GOAL OF THE EXERCISE: Repeat each line word for word.

DATASET RECORDS:
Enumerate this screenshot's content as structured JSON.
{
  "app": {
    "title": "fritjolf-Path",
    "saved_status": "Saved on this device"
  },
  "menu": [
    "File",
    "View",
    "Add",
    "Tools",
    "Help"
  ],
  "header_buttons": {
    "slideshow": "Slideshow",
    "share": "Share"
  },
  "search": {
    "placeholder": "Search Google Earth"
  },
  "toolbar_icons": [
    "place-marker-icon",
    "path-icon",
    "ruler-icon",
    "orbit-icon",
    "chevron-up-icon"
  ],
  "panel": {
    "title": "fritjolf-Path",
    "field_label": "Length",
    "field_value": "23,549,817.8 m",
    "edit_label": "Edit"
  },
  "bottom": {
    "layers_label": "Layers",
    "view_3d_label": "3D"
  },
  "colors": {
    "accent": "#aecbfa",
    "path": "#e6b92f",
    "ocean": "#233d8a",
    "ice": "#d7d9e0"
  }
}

OUTPUT FOR THIS EXERCISE:
Enumerate this screenshot's content as structured JSON.
{
  "app": {
    "title": "fritjolf-Path",
    "saved_status": "Saved on this device"
  },
  "menu": [
    "File",
    "View",
    "Add",
    "Tools",
    "Help"
  ],
  "header_buttons": {
    "slideshow": "Slideshow",
    "share": "Share"
  },
  "search": {
    "placeholder": "Search Google Earth"
  },
  "toolbar_icons": [
    "place-marker-icon",
    "path-icon",
    "ruler-icon",
    "orbit-icon",
    "chevron-up-icon"
  ],
  "panel": {
    "title": "fritjolf-Path",
    "field_label": "Length",
    "field_value": "23,549,817.8 m",
    "edit_label": "Edit"
  },
  "bottom": {
    "layers_label": "Layers",
    "view_3d_label": "3D"
  },
  "colors": {
    "accent": "#aecbfa",
    "path": "#e6b92f",
    "ocean": "#233d8a",
    "ice": "#d7d9e0"
  }
}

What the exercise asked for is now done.